-------- Material to process --------

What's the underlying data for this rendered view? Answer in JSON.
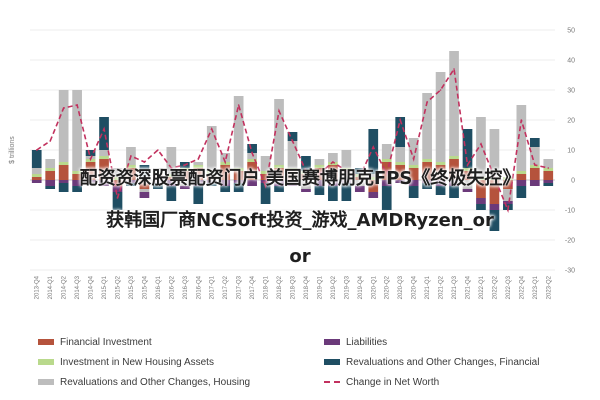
{
  "chart_data": {
    "type": "bar",
    "stacked": true,
    "categories": [
      "2013-Q4",
      "2014-Q1",
      "2014-Q2",
      "2014-Q3",
      "2014-Q4",
      "2015-Q1",
      "2015-Q2",
      "2015-Q3",
      "2015-Q4",
      "2016-Q1",
      "2016-Q2",
      "2016-Q3",
      "2016-Q4",
      "2017-Q1",
      "2017-Q2",
      "2017-Q3",
      "2017-Q4",
      "2018-Q1",
      "2018-Q2",
      "2018-Q3",
      "2018-Q4",
      "2019-Q1",
      "2019-Q2",
      "2019-Q3",
      "2019-Q4",
      "2020-Q1",
      "2020-Q2",
      "2020-Q3",
      "2020-Q4",
      "2021-Q1",
      "2021-Q2",
      "2021-Q3",
      "2021-Q4",
      "2022-Q1",
      "2022-Q2",
      "2022-Q3",
      "2022-Q4",
      "2023-Q1",
      "2023-Q2"
    ],
    "series": [
      {
        "name": "Financial Investment",
        "color": "#b5533c",
        "values": [
          1,
          3,
          5,
          2,
          6,
          7,
          -2,
          4,
          -3,
          2,
          1,
          3,
          4,
          2,
          5,
          3,
          6,
          2,
          4,
          3,
          2,
          4,
          5,
          3,
          1,
          -4,
          6,
          5,
          4,
          6,
          5,
          7,
          3,
          -6,
          -8,
          -3,
          2,
          4,
          3
        ]
      },
      {
        "name": "Investment in New Housing Assets",
        "color": "#b9d98c",
        "values": [
          1,
          1,
          1,
          1,
          1,
          1,
          1,
          1,
          1,
          1,
          1,
          1,
          1,
          1,
          1,
          1,
          1,
          1,
          1,
          1,
          1,
          1,
          1,
          1,
          1,
          1,
          1,
          1,
          1,
          1,
          1,
          1,
          1,
          1,
          1,
          1,
          1,
          1,
          1
        ]
      },
      {
        "name": "Revaluations and Other Changes, Housing",
        "color": "#bdbdbd",
        "values": [
          2,
          3,
          24,
          27,
          1,
          2,
          3,
          6,
          -1,
          1,
          9,
          -2,
          1,
          15,
          3,
          24,
          2,
          5,
          22,
          9,
          -3,
          2,
          3,
          6,
          -2,
          1,
          5,
          5,
          9,
          22,
          30,
          35,
          -3,
          20,
          16,
          -4,
          22,
          6,
          3
        ]
      },
      {
        "name": "Liabilities",
        "color": "#6b3a7a",
        "values": [
          -1,
          -2,
          -1,
          -2,
          -1,
          -2,
          -2,
          -1,
          -2,
          -1,
          -2,
          -1,
          -2,
          -1,
          -2,
          -1,
          -2,
          -1,
          -2,
          -2,
          -1,
          -2,
          -2,
          -1,
          -2,
          -2,
          -2,
          -1,
          -2,
          -1,
          -2,
          -2,
          -1,
          -2,
          -2,
          -1,
          -2,
          -2,
          -1
        ]
      },
      {
        "name": "Revaluations and Other Changes, Financial",
        "color": "#1f4e63",
        "values": [
          6,
          -1,
          -3,
          -2,
          2,
          11,
          -6,
          -1,
          4,
          -2,
          -5,
          2,
          -6,
          -1,
          -2,
          -3,
          3,
          -7,
          -2,
          3,
          5,
          -3,
          -5,
          -6,
          2,
          15,
          -8,
          10,
          -4,
          -2,
          -3,
          -4,
          13,
          -2,
          -7,
          -2,
          -4,
          3,
          -1
        ]
      }
    ],
    "net_worth": {
      "name": "Change in Net Worth",
      "color": "#c2315e",
      "values": [
        10,
        13,
        24,
        25,
        7,
        17,
        -6,
        8,
        6,
        10,
        4,
        5,
        7,
        17,
        6,
        25,
        9,
        -2,
        23,
        13,
        3,
        2,
        6,
        3,
        1,
        11,
        2,
        20,
        7,
        26,
        30,
        37,
        5,
        12,
        1,
        -10,
        20,
        5,
        4
      ]
    },
    "ylim": [
      -30,
      50
    ],
    "yticks": [
      -30,
      -20,
      -10,
      0,
      10,
      20,
      30,
      40,
      50
    ],
    "ylabel": "$ trillions",
    "grid": true,
    "legend_position": "bottom"
  },
  "overlay": {
    "line1": "配资资深股票配资门户 美国赛博朋克FPS《终极失控》",
    "line2": "获韩国厂商NCSoft投资_游戏_AMDRyzen_or",
    "line3": "or"
  },
  "legend": {
    "financial_investment": "Financial Investment",
    "new_housing": "Investment in New Housing Assets",
    "reval_housing": "Revaluations and Other Changes, Housing",
    "liabilities": "Liabilities",
    "reval_financial": "Revaluations and Other Changes, Financial",
    "net_worth": "Change in Net Worth"
  }
}
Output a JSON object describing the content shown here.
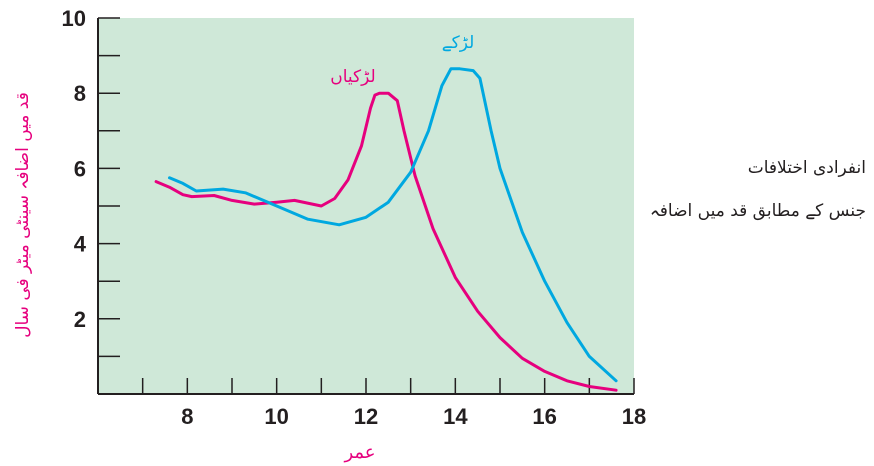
{
  "chart_data": {
    "type": "line",
    "xlabel": "عمر",
    "ylabel": "قد میں اضافہ سینٹی میٹر فی سال",
    "xlim": [
      6,
      18
    ],
    "ylim": [
      0,
      10
    ],
    "x_ticks": [
      8,
      10,
      12,
      14,
      16,
      18
    ],
    "y_ticks": [
      2,
      4,
      6,
      8,
      10
    ],
    "x_minor_step": 1,
    "y_minor_step": 1,
    "grid": false,
    "background_color": "#cfe8d8",
    "series": [
      {
        "name": "لڑکیاں",
        "color": "#e6007e",
        "x": [
          7.3,
          7.6,
          7.9,
          8.1,
          8.6,
          9.0,
          9.5,
          10.0,
          10.4,
          11.0,
          11.3,
          11.6,
          11.9,
          12.1,
          12.2,
          12.3,
          12.5,
          12.7,
          12.85,
          13.1,
          13.5,
          14.0,
          14.5,
          15.0,
          15.5,
          16.0,
          16.5,
          17.0,
          17.6
        ],
        "values": [
          5.65,
          5.5,
          5.3,
          5.25,
          5.28,
          5.15,
          5.05,
          5.1,
          5.15,
          5.0,
          5.2,
          5.7,
          6.6,
          7.6,
          7.95,
          8.0,
          8.0,
          7.8,
          7.0,
          5.8,
          4.4,
          3.1,
          2.2,
          1.5,
          0.95,
          0.6,
          0.35,
          0.2,
          0.1
        ]
      },
      {
        "name": "لڑکے",
        "color": "#00a8e0",
        "x": [
          7.6,
          7.9,
          8.2,
          8.8,
          9.3,
          10.0,
          10.7,
          11.4,
          12.0,
          12.5,
          13.0,
          13.4,
          13.7,
          13.9,
          14.1,
          14.4,
          14.55,
          14.8,
          15.0,
          15.5,
          16.0,
          16.5,
          17.0,
          17.6
        ],
        "values": [
          5.75,
          5.6,
          5.4,
          5.45,
          5.35,
          5.0,
          4.65,
          4.5,
          4.7,
          5.1,
          5.9,
          7.0,
          8.2,
          8.65,
          8.65,
          8.6,
          8.4,
          7.0,
          6.0,
          4.3,
          3.0,
          1.9,
          1.0,
          0.35
        ]
      }
    ]
  },
  "side_text": {
    "line1": "انفرادی اختلافات",
    "line2": "جنس کے مطابق قد میں اضافہ"
  }
}
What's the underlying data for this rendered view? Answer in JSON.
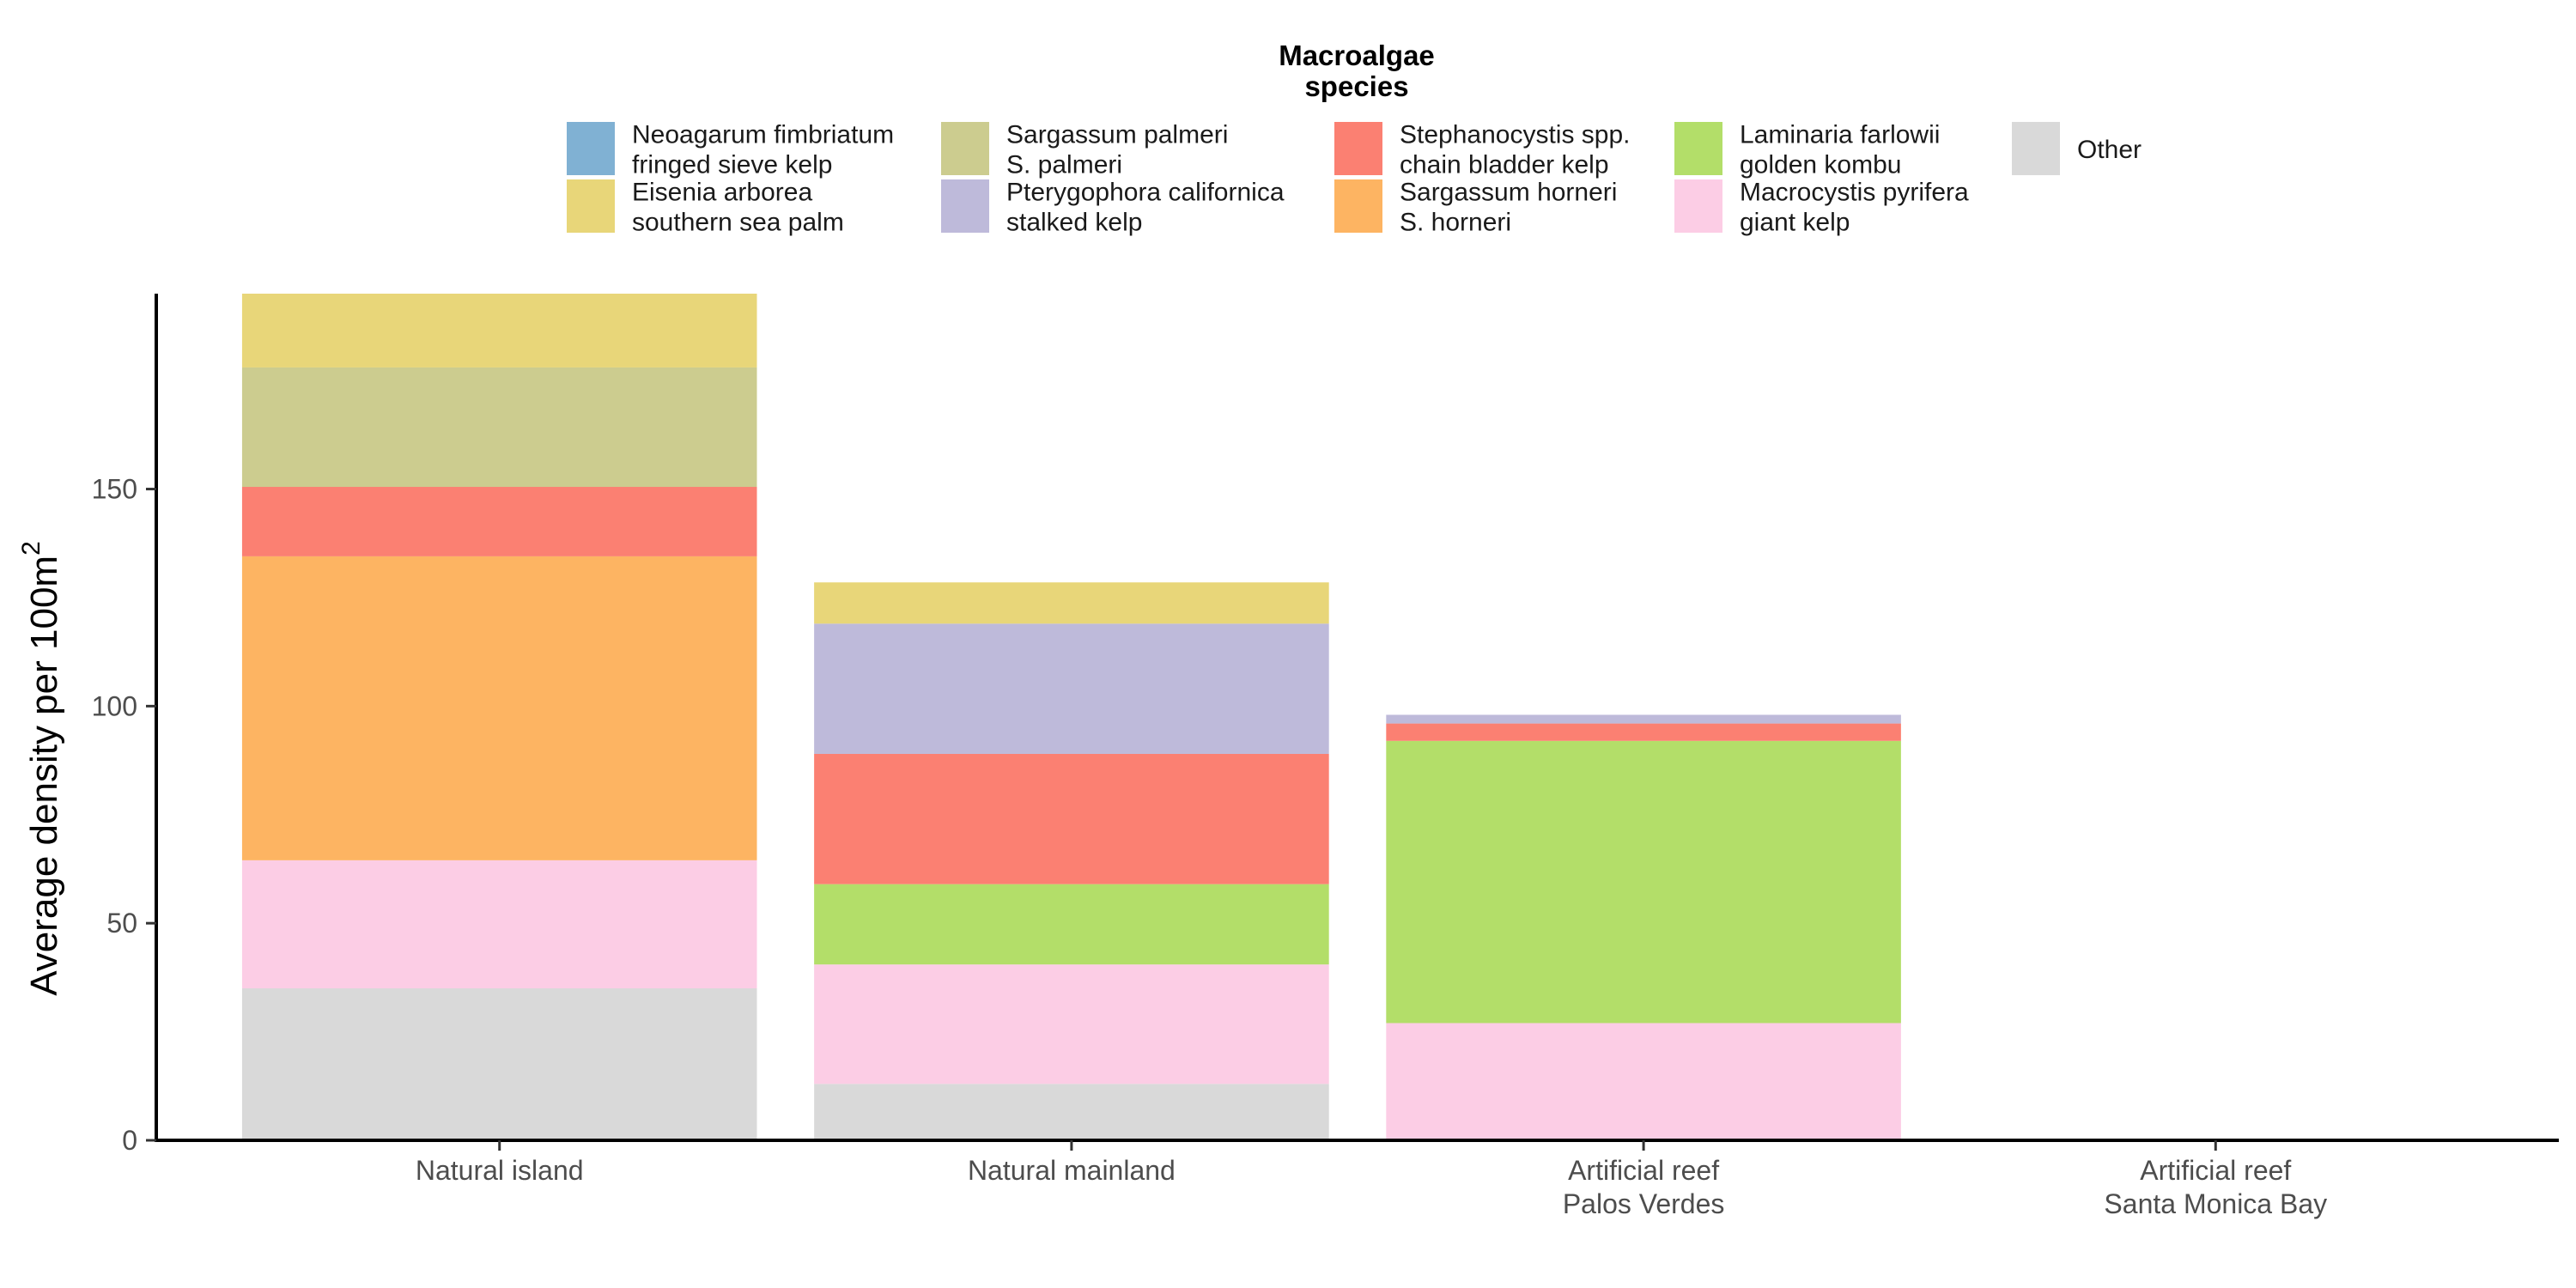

--------

Problem description:
Restate the whole listing above exactly, except for its images.

Correct response:
What's the underlying data for this rendered view? Answer in JSON.
{
  "chart_data": {
    "type": "bar",
    "stacked": true,
    "categories": [
      "2013-Q4",
      "2014-Q1",
      "2014-Q2",
      "2014-Q3",
      "2014-Q4",
      "2015-Q1",
      "2015-Q2",
      "2015-Q3",
      "2015-Q4",
      "2016-Q1",
      "2016-Q2",
      "2016-Q3",
      "2016-Q4",
      "2017-Q1",
      "2017-Q2",
      "2017-Q3",
      "2017-Q4",
      "2018-Q1",
      "2018-Q2",
      "2018-Q3",
      "2018-Q4",
      "2019-Q1",
      "2019-Q2",
      "2019-Q3",
      "2019-Q4",
      "2020-Q1",
      "2020-Q2",
      "2020-Q3",
      "2020-Q4",
      "2021-Q1",
      "2021-Q2",
      "2021-Q3",
      "2021-Q4",
      "2022-Q1",
      "2022-Q2",
      "2022-Q3",
      "2022-Q4",
      "2023-Q1",
      "2023-Q2"
    ],
    "series": [
      {
        "name": "Financial Investment",
        "color": "#b5533c",
        "values": [
          1,
          3,
          5,
          2,
          6,
          7,
          -2,
          4,
          -3,
          2,
          1,
          3,
          4,
          2,
          5,
          3,
          6,
          2,
          4,
          3,
          2,
          4,
          5,
          3,
          1,
          -4,
          6,
          5,
          4,
          6,
          5,
          7,
          3,
          -6,
          -8,
          -3,
          2,
          4,
          3
        ]
      },
      {
        "name": "Investment in New Housing Assets",
        "color": "#b9d98c",
        "values": [
          1,
          1,
          1,
          1,
          1,
          1,
          1,
          1,
          1,
          1,
          1,
          1,
          1,
          1,
          1,
          1,
          1,
          1,
          1,
          1,
          1,
          1,
          1,
          1,
          1,
          1,
          1,
          1,
          1,
          1,
          1,
          1,
          1,
          1,
          1,
          1,
          1,
          1,
          1
        ]
      },
      {
        "name": "Revaluations and Other Changes, Housing",
        "color": "#bdbdbd",
        "values": [
          2,
          3,
          24,
          27,
          1,
          2,
          3,
          6,
          -1,
          1,
          9,
          -2,
          1,
          15,
          3,
          24,
          2,
          5,
          22,
          9,
          -3,
          2,
          3,
          6,
          -2,
          1,
          5,
          5,
          9,
          22,
          30,
          35,
          -3,
          20,
          16,
          -4,
          22,
          6,
          3
        ]
      },
      {
        "name": "Liabilities",
        "color": "#6b3a7a",
        "values": [
          -1,
          -2,
          -1,
          -2,
          -1,
          -2,
          -2,
          -1,
          -2,
          -1,
          -2,
          -1,
          -2,
          -1,
          -2,
          -1,
          -2,
          -1,
          -2,
          -2,
          -1,
          -2,
          -2,
          -1,
          -2,
          -2,
          -2,
          -1,
          -2,
          -1,
          -2,
          -2,
          -1,
          -2,
          -2,
          -1,
          -2,
          -2,
          -1
        ]
      },
      {
        "name": "Revaluations and Other Changes, Financial",
        "color": "#1f4e63",
        "values": [
          6,
          -1,
          -3,
          -2,
          2,
          11,
          -6,
          -1,
          4,
          -2,
          -5,
          2,
          -6,
          -1,
          -2,
          -3,
          3,
          -7,
          -2,
          3,
          5,
          -3,
          -5,
          -6,
          2,
          15,
          -8,
          10,
          -4,
          -2,
          -3,
          -4,
          13,
          -2,
          -7,
          -2,
          -4,
          3,
          -1
        ]
      }
    ],
    "net_worth": {
      "name": "Change in Net Worth",
      "color": "#c2315e",
      "values": [
        10,
        13,
        24,
        25,
        7,
        17,
        -6,
        8,
        6,
        10,
        4,
        5,
        7,
        17,
        6,
        25,
        9,
        -2,
        23,
        13,
        3,
        2,
        6,
        3,
        1,
        11,
        2,
        20,
        7,
        26,
        30,
        37,
        5,
        12,
        1,
        -10,
        20,
        5,
        4
      ]
    },
    "ylim": [
      -30,
      50
    ],
    "yticks": [
      -30,
      -20,
      -10,
      0,
      10,
      20,
      30,
      40,
      50
    ],
    "ylabel": "$ trillions",
    "grid": true,
    "legend_position": "bottom"
  },
  "overlay": {
    "line1": "配资资深股票配资门户 美国赛博朋克FPS《终极失控》",
    "line2": "获韩国厂商NCSoft投资_游戏_AMDRyzen_or",
    "line3": "or"
  },
  "legend": {
    "financial_investment": "Financial Investment",
    "new_housing": "Investment in New Housing Assets",
    "reval_housing": "Revaluations and Other Changes, Housing",
    "liabilities": "Liabilities",
    "reval_financial": "Revaluations and Other Changes, Financial",
    "net_worth": "Change in Net Worth"
  }
}
Output a JSON object describing the content shown here.
{
  "chart_data": {
    "type": "line",
    "xlabel": "عمر",
    "ylabel": "قد میں اضافہ سینٹی میٹر فی سال",
    "xlim": [
      6,
      18
    ],
    "ylim": [
      0,
      10
    ],
    "x_ticks": [
      8,
      10,
      12,
      14,
      16,
      18
    ],
    "y_ticks": [
      2,
      4,
      6,
      8,
      10
    ],
    "x_minor_step": 1,
    "y_minor_step": 1,
    "grid": false,
    "background_color": "#cfe8d8",
    "series": [
      {
        "name": "لڑکیاں",
        "color": "#e6007e",
        "x": [
          7.3,
          7.6,
          7.9,
          8.1,
          8.6,
          9.0,
          9.5,
          10.0,
          10.4,
          11.0,
          11.3,
          11.6,
          11.9,
          12.1,
          12.2,
          12.3,
          12.5,
          12.7,
          12.85,
          13.1,
          13.5,
          14.0,
          14.5,
          15.0,
          15.5,
          16.0,
          16.5,
          17.0,
          17.6
        ],
        "values": [
          5.65,
          5.5,
          5.3,
          5.25,
          5.28,
          5.15,
          5.05,
          5.1,
          5.15,
          5.0,
          5.2,
          5.7,
          6.6,
          7.6,
          7.95,
          8.0,
          8.0,
          7.8,
          7.0,
          5.8,
          4.4,
          3.1,
          2.2,
          1.5,
          0.95,
          0.6,
          0.35,
          0.2,
          0.1
        ]
      },
      {
        "name": "لڑکے",
        "color": "#00a8e0",
        "x": [
          7.6,
          7.9,
          8.2,
          8.8,
          9.3,
          10.0,
          10.7,
          11.4,
          12.0,
          12.5,
          13.0,
          13.4,
          13.7,
          13.9,
          14.1,
          14.4,
          14.55,
          14.8,
          15.0,
          15.5,
          16.0,
          16.5,
          17.0,
          17.6
        ],
        "values": [
          5.75,
          5.6,
          5.4,
          5.45,
          5.35,
          5.0,
          4.65,
          4.5,
          4.7,
          5.1,
          5.9,
          7.0,
          8.2,
          8.65,
          8.65,
          8.6,
          8.4,
          7.0,
          6.0,
          4.3,
          3.0,
          1.9,
          1.0,
          0.35
        ]
      }
    ]
  },
  "side_text": {
    "line1": "انفرادی اختلافات",
    "line2": "جنس کے مطابق قد میں اضافہ"
  }
}
What's the underlying data for this rendered view? Answer in JSON.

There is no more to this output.